● **To be done**: In the listing below, how many lines contain the word "capita"? Please respond with the number only.

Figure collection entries
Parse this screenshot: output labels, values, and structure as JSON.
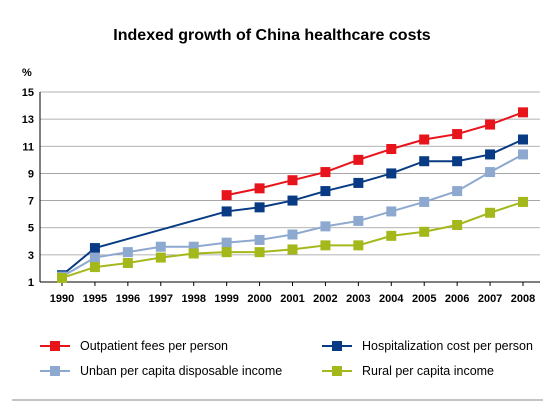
{
  "chart_data": {
    "type": "line",
    "title": "Indexed growth of China healthcare costs",
    "ylabel": "%",
    "xlabel": "",
    "ylim": [
      1,
      15
    ],
    "yticks": [
      1,
      3,
      5,
      7,
      9,
      11,
      13,
      15
    ],
    "categories": [
      "1990",
      "1995",
      "1996",
      "1997",
      "1998",
      "1999",
      "2000",
      "2001",
      "2002",
      "2003",
      "2004",
      "2005",
      "2006",
      "2007",
      "2008"
    ],
    "grid": "horizontal",
    "legend_position": "bottom",
    "series": [
      {
        "name": "Outpatient fees per person",
        "color": "#e8141b",
        "values": [
          null,
          null,
          null,
          null,
          null,
          7.4,
          7.9,
          8.5,
          9.1,
          10.0,
          10.8,
          11.5,
          11.9,
          12.6,
          13.5
        ]
      },
      {
        "name": "Hospitalization cost per person",
        "color": "#083b84",
        "values": [
          1.5,
          3.5,
          null,
          null,
          null,
          6.2,
          6.5,
          7.0,
          7.7,
          8.3,
          9.0,
          9.9,
          9.9,
          10.4,
          11.5
        ]
      },
      {
        "name": "Unban per capita disposable income",
        "color": "#8da9cf",
        "values": [
          1.4,
          2.8,
          3.2,
          3.6,
          3.6,
          3.9,
          4.1,
          4.5,
          5.1,
          5.5,
          6.2,
          6.9,
          7.7,
          9.1,
          10.4
        ]
      },
      {
        "name": "Rural per capita income",
        "color": "#a5b81b",
        "values": [
          1.3,
          2.1,
          2.4,
          2.8,
          3.1,
          3.2,
          3.2,
          3.4,
          3.7,
          3.7,
          4.4,
          4.7,
          5.2,
          6.1,
          6.9
        ]
      }
    ]
  }
}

● **Correct response**: 2